[Aim of the task] Count every line of the material that holds the string "current". Respond with the total only.

[Supplied data]
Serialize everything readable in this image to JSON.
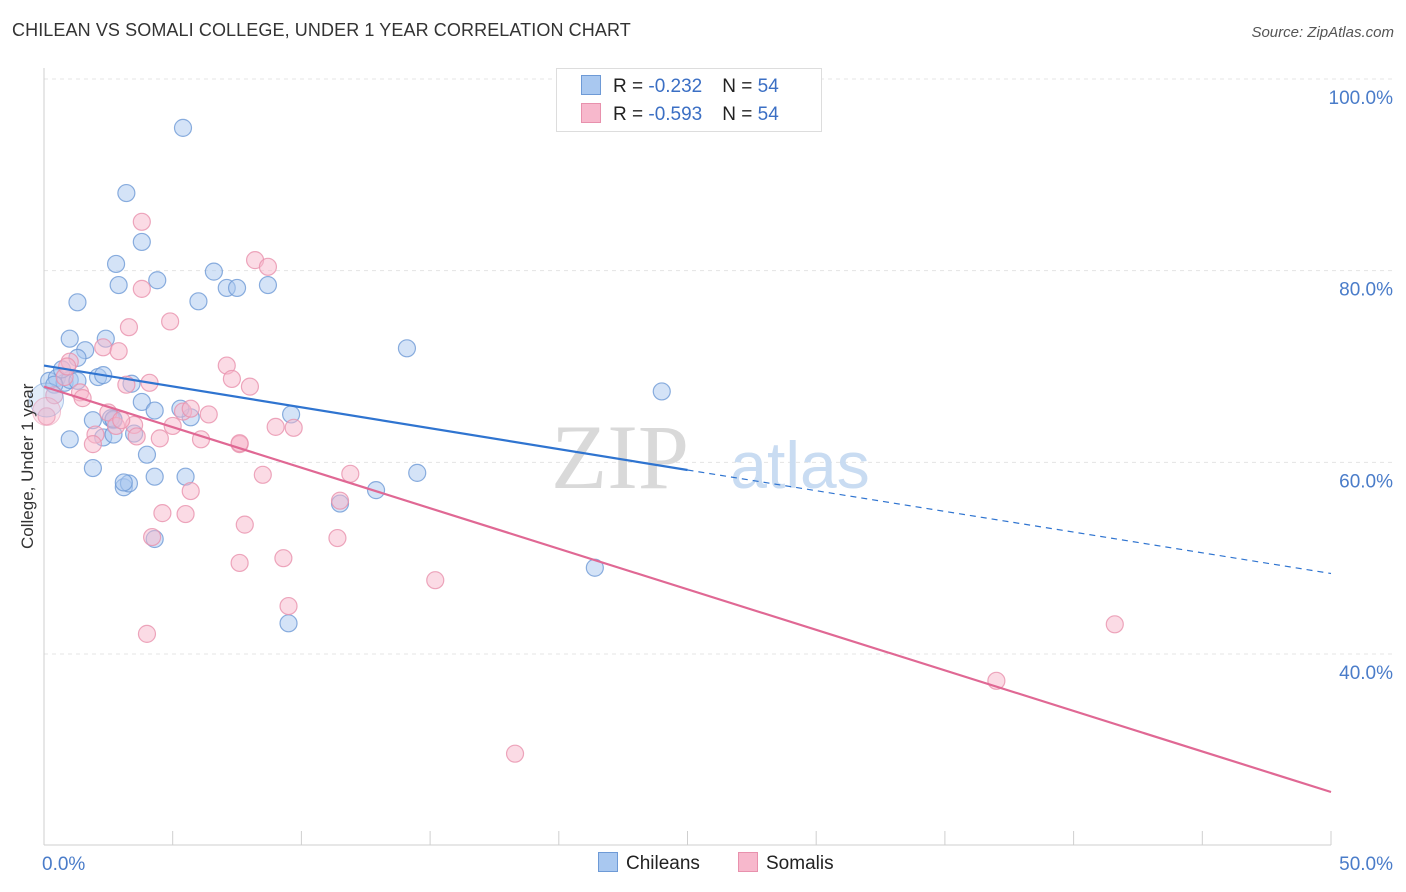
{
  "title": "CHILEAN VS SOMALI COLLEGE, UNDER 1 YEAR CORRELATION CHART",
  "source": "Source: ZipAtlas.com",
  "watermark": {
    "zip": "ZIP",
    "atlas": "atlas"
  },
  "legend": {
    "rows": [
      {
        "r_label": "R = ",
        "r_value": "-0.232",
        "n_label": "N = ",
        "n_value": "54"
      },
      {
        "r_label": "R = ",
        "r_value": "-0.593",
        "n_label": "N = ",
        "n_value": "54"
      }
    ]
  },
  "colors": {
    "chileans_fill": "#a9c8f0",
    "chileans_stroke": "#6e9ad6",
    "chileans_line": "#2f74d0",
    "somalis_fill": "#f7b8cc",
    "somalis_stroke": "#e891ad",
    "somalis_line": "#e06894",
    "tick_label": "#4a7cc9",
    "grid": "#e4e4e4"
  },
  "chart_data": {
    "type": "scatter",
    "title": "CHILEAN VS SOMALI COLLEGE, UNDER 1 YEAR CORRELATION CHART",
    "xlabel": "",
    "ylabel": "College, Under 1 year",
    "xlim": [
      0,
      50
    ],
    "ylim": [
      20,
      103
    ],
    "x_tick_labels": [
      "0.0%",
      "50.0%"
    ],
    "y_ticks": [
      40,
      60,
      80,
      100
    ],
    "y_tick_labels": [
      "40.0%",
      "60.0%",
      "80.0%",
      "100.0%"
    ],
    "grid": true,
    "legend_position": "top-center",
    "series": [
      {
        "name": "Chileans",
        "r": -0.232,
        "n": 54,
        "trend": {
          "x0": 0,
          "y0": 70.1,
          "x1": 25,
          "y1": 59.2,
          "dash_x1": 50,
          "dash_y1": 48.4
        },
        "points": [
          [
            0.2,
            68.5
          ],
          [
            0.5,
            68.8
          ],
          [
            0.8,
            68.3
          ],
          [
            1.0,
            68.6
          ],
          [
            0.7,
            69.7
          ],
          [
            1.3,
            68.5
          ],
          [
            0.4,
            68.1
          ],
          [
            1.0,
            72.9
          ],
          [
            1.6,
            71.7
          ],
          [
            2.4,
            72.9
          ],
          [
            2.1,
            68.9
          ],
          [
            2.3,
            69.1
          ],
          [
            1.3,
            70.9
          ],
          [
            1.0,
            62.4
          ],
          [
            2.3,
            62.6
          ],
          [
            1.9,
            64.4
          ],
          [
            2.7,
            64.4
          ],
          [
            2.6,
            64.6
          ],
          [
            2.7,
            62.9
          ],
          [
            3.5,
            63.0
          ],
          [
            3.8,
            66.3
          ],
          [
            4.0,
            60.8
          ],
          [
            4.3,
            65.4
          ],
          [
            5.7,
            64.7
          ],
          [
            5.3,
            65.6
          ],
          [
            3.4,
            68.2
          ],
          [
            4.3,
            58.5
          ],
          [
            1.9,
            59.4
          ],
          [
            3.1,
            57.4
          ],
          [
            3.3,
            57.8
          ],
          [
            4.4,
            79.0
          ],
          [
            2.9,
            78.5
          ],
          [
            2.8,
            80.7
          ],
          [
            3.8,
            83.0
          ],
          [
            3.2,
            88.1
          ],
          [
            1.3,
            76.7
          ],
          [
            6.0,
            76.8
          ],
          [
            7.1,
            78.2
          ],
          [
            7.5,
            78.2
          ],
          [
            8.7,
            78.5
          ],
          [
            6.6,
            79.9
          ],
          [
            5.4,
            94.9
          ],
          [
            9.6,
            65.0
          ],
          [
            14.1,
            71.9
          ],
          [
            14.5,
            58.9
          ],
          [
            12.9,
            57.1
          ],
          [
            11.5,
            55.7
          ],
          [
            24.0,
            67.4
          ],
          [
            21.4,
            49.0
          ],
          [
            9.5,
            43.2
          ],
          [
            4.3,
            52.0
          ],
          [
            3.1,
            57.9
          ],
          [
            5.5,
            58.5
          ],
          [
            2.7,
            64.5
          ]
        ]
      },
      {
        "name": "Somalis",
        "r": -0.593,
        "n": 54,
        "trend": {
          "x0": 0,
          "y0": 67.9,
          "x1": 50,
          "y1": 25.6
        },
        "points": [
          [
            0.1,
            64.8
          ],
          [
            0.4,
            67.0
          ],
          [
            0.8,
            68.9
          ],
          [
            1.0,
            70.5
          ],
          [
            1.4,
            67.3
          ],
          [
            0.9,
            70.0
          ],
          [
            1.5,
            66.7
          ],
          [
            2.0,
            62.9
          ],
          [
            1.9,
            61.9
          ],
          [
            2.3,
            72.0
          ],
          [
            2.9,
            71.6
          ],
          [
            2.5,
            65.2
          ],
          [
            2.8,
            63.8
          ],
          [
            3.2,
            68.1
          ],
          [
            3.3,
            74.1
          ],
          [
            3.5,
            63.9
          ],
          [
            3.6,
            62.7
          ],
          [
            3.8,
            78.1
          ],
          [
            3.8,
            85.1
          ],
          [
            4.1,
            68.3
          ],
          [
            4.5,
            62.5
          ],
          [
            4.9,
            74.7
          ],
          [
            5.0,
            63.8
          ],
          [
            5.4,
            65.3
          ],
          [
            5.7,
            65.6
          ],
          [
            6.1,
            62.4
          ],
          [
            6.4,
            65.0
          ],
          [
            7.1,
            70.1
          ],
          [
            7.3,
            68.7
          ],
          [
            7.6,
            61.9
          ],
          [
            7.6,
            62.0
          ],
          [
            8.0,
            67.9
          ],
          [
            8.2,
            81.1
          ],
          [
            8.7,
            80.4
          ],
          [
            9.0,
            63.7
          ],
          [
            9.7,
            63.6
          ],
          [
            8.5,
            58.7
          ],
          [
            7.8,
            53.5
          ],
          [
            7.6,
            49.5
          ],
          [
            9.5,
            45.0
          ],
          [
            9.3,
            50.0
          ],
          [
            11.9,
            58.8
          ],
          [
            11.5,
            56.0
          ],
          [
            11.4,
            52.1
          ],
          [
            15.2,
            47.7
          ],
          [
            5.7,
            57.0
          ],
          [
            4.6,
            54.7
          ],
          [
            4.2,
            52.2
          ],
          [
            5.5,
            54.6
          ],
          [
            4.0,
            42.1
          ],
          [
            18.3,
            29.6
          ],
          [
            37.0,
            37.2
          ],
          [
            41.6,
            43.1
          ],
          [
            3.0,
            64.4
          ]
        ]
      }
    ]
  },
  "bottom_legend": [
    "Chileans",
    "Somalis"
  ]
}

...

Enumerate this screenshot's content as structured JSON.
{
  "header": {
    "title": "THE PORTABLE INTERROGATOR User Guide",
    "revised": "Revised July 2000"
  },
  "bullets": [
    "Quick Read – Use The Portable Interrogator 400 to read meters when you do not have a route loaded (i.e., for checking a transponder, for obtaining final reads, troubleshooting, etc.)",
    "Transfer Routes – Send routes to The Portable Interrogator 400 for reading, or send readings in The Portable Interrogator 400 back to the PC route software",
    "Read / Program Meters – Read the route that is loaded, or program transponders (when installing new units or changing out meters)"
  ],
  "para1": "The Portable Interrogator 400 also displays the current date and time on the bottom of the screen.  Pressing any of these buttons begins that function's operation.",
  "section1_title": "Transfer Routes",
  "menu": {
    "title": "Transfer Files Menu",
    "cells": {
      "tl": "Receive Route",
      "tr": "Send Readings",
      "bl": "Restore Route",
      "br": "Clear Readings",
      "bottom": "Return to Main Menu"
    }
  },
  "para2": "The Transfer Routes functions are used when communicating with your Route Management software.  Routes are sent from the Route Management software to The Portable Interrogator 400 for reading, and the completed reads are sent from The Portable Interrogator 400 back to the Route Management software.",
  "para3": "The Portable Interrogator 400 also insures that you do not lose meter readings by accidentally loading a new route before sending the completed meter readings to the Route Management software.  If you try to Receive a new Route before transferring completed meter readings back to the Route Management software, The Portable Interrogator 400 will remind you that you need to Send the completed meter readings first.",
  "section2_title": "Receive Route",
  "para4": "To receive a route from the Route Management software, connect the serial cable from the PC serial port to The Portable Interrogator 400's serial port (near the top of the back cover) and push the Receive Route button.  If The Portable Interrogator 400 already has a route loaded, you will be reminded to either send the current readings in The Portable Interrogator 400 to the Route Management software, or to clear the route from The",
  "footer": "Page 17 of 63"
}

[Response to this task] 2